Leave the pictures out, and retype all of the material exactly as written.

**Information given:**
################

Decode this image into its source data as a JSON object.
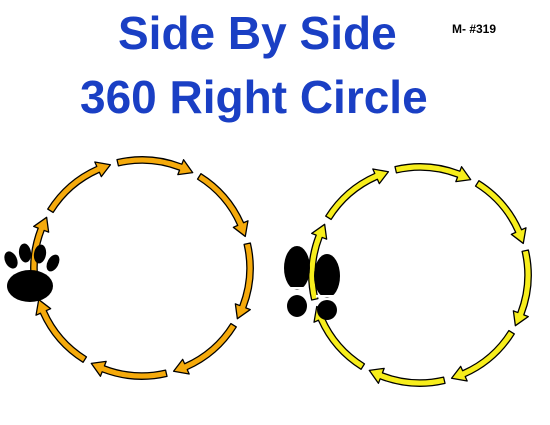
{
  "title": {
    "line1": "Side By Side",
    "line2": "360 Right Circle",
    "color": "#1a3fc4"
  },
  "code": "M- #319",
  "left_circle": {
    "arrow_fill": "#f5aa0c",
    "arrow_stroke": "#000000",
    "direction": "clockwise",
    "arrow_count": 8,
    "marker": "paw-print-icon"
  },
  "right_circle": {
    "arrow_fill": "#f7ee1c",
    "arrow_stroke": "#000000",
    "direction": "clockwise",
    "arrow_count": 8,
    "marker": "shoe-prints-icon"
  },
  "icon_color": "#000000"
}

################

**Result of the task:**
Decode this image into its source data as a JSON object.
{
  "title": {
    "line1": "Side By Side",
    "line2": "360 Right Circle",
    "color": "#1a3fc4"
  },
  "code": "M- #319",
  "left_circle": {
    "arrow_fill": "#f5aa0c",
    "arrow_stroke": "#000000",
    "direction": "clockwise",
    "arrow_count": 8,
    "marker": "paw-print-icon"
  },
  "right_circle": {
    "arrow_fill": "#f7ee1c",
    "arrow_stroke": "#000000",
    "direction": "clockwise",
    "arrow_count": 8,
    "marker": "shoe-prints-icon"
  },
  "icon_color": "#000000"
}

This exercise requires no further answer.